### The records
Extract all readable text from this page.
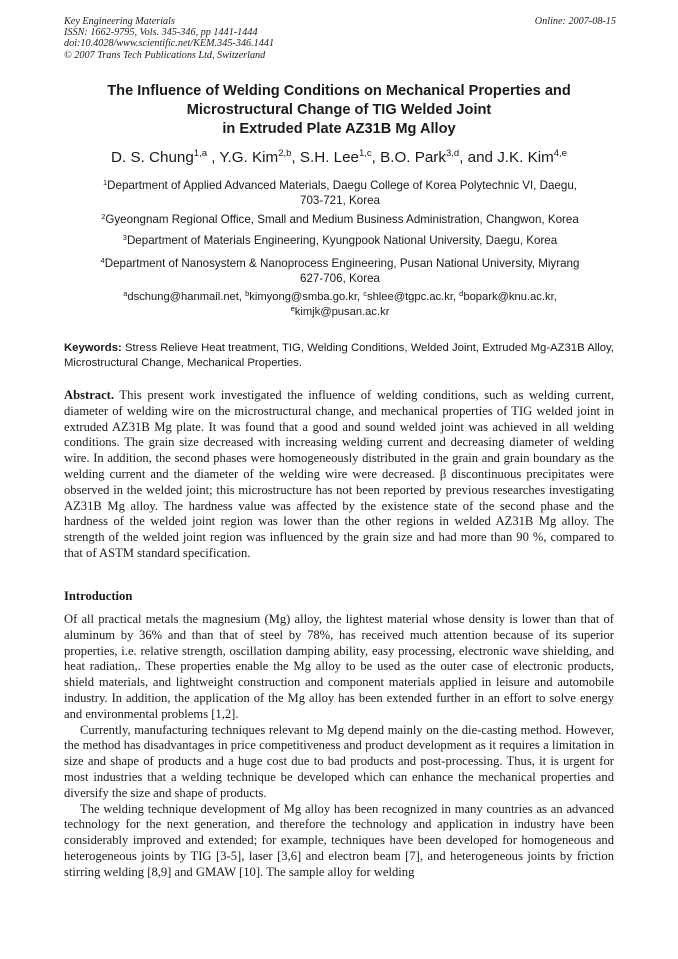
Key Engineering Materials	Online: 2007-08-15
ISSN: 1662-9795, Vols. 345-346, pp 1441-1444
doi:10.4028/www.scientific.net/KEM.345-346.1441
© 2007 Trans Tech Publications Ltd, Switzerland
The Influence of Welding Conditions on Mechanical Properties and
Microstructural Change of TIG Welded Joint
in Extruded Plate AZ31B Mg Alloy
D. S. Chung$^{1,a}$ , Y.G. Kim$^{2,b}$, S.H. Lee$^{1,c}$, B.O. Park$^{3,d}$, and J.K. Kim$^{4,e}$
$^1$Department of Applied Advanced Materials, Daegu College of Korea Polytechnic VI, Daegu,
703-721, Korea
$^2$Gyeongnam Regional Office, Small and Medium Business Administration, Changwon, Korea
$^3$Department of Materials Engineering, Kyungpook National University, Daegu, Korea
$^4$Department of Nanosystem & Nanoprocess Engineering, Pusan National University, Miyrang
627-706, Korea
$^a$dschung@hanmail.net, $^b$kimyong@smba.go.kr, $^c$shlee@tgpc.ac.kr, $^d$bopark@knu.ac.kr,
$^e$kimjk@pusan.ac.kr
Keywords: Stress Relieve Heat treatment, TIG, Welding Conditions, Welded Joint, Extruded Mg-AZ31B Alloy, Microstructural Change, Mechanical Properties.
Abstract. This present work investigated the influence of welding conditions, such as welding current, diameter of welding wire on the microstructural change, and mechanical properties of TIG welded joint in extruded AZ31B Mg plate. It was found that a good and sound welded joint was achieved in all welding conditions. The grain size decreased with increasing welding current and decreasing diameter of welding wire. In addition, the second phases were homogeneously distributed in the grain and grain boundary as the welding current and the diameter of the welding wire were decreased. β discontinuous precipitates were observed in the welded joint; this microstructure has not been reported by previous researches investigating AZ31B Mg alloy. The hardness value was affected by the existence state of the second phase and the hardness of the welded joint region was lower than the other regions in welded AZ31B Mg alloy. The strength of the welded joint region was influenced by the grain size and had more than 90 %, compared to that of ASTM standard specification.
Introduction

Of all practical metals the magnesium (Mg) alloy, the lightest material whose density is lower than that of aluminum by 36% and than that of steel by 78%, has received much attention because of its superior properties, i.e. relative strength, oscillation damping ability, easy processing, electronic wave shielding, and heat radiation,. These properties enable the Mg alloy to be used as the outer case of electronic products, shield materials, and lightweight construction and component materials applied in leisure and automobile industry. In addition, the application of the Mg alloy has been extended further in an effort to solve energy and environmental problems [1,2].

Currently, manufacturing techniques relevant to Mg depend mainly on the die-casting method. However, the method has disadvantages in price competitiveness and product development as it requires a limitation in size and shape of products and a huge cost due to bad products and post-processing. Thus, it is urgent for most industries that a welding technique be developed which can enhance the mechanical properties and diversify the size and shape of products.

The welding technique development of Mg alloy has been recognized in many countries as an advanced technology for the next generation, and therefore the technology and application in industry have been considerably improved and extended; for example, techniques have been developed for homogeneous and heterogeneous joints by TIG [3-5], laser [3,6] and electron beam [7], and heterogeneous joints by friction stirring welding [8,9] and GMAW [10]. The sample alloy for welding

### What is asked
Provide only the number of lines in the entries that hold the word "products".

### Correct answer
2